## EXTRACTED MATERIAL
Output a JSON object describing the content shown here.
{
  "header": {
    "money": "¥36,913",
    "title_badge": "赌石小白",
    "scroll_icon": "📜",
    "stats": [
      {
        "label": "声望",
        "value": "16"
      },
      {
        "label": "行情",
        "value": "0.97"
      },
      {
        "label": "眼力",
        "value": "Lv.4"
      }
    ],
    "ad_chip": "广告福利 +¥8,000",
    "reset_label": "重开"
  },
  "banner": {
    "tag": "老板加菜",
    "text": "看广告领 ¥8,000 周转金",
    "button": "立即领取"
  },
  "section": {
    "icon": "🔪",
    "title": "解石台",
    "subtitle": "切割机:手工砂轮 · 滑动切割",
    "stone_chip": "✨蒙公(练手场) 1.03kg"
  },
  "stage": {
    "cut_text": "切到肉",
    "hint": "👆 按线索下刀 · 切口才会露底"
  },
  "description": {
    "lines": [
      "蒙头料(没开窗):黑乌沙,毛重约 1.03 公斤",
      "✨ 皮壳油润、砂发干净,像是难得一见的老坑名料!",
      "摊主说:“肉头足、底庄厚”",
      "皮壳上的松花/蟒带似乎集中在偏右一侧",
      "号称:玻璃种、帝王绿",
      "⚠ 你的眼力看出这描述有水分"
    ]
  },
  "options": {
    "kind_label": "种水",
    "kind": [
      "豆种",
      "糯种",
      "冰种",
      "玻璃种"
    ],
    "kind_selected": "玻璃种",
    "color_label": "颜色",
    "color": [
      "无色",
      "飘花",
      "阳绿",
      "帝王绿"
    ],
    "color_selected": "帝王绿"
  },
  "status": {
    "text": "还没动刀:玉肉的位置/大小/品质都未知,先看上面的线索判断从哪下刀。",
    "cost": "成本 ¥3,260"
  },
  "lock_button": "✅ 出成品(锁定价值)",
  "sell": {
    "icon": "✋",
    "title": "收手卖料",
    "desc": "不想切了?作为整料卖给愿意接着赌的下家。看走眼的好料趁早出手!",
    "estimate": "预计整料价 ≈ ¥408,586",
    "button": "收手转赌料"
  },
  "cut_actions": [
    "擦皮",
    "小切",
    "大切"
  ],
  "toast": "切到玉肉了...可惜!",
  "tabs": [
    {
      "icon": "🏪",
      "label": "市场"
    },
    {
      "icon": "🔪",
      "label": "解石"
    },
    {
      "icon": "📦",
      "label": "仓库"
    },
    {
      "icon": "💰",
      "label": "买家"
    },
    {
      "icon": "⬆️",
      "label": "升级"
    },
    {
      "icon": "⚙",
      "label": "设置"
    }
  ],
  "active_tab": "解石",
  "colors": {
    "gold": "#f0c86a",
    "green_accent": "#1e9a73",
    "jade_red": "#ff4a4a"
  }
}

## WHAT YOU NEED TO DO
The listing above should be transcribed in full, exactly as written.

## OUTPUT FOR THIS TASK
Output a JSON object describing the content shown here.
{
  "header": {
    "money": "¥36,913",
    "title_badge": "赌石小白",
    "scroll_icon": "📜",
    "stats": [
      {
        "label": "声望",
        "value": "16"
      },
      {
        "label": "行情",
        "value": "0.97"
      },
      {
        "label": "眼力",
        "value": "Lv.4"
      }
    ],
    "ad_chip": "广告福利 +¥8,000",
    "reset_label": "重开"
  },
  "banner": {
    "tag": "老板加菜",
    "text": "看广告领 ¥8,000 周转金",
    "button": "立即领取"
  },
  "section": {
    "icon": "🔪",
    "title": "解石台",
    "subtitle": "切割机:手工砂轮 · 滑动切割",
    "stone_chip": "✨蒙公(练手场) 1.03kg"
  },
  "stage": {
    "cut_text": "切到肉",
    "hint": "👆 按线索下刀 · 切口才会露底"
  },
  "description": {
    "lines": [
      "蒙头料(没开窗):黑乌沙,毛重约 1.03 公斤",
      "✨ 皮壳油润、砂发干净,像是难得一见的老坑名料!",
      "摊主说:“肉头足、底庄厚”",
      "皮壳上的松花/蟒带似乎集中在偏右一侧",
      "号称:玻璃种、帝王绿",
      "⚠ 你的眼力看出这描述有水分"
    ]
  },
  "options": {
    "kind_label": "种水",
    "kind": [
      "豆种",
      "糯种",
      "冰种",
      "玻璃种"
    ],
    "kind_selected": "玻璃种",
    "color_label": "颜色",
    "color": [
      "无色",
      "飘花",
      "阳绿",
      "帝王绿"
    ],
    "color_selected": "帝王绿"
  },
  "status": {
    "text": "还没动刀:玉肉的位置/大小/品质都未知,先看上面的线索判断从哪下刀。",
    "cost": "成本 ¥3,260"
  },
  "lock_button": "✅ 出成品(锁定价值)",
  "sell": {
    "icon": "✋",
    "title": "收手卖料",
    "desc": "不想切了?作为整料卖给愿意接着赌的下家。看走眼的好料趁早出手!",
    "estimate": "预计整料价 ≈ ¥408,586",
    "button": "收手转赌料"
  },
  "cut_actions": [
    "擦皮",
    "小切",
    "大切"
  ],
  "toast": "切到玉肉了...可惜!",
  "tabs": [
    {
      "icon": "🏪",
      "label": "市场"
    },
    {
      "icon": "🔪",
      "label": "解石"
    },
    {
      "icon": "📦",
      "label": "仓库"
    },
    {
      "icon": "💰",
      "label": "买家"
    },
    {
      "icon": "⬆️",
      "label": "升级"
    },
    {
      "icon": "⚙",
      "label": "设置"
    }
  ],
  "active_tab": "解石",
  "colors": {
    "gold": "#f0c86a",
    "green_accent": "#1e9a73",
    "jade_red": "#ff4a4a"
  }
}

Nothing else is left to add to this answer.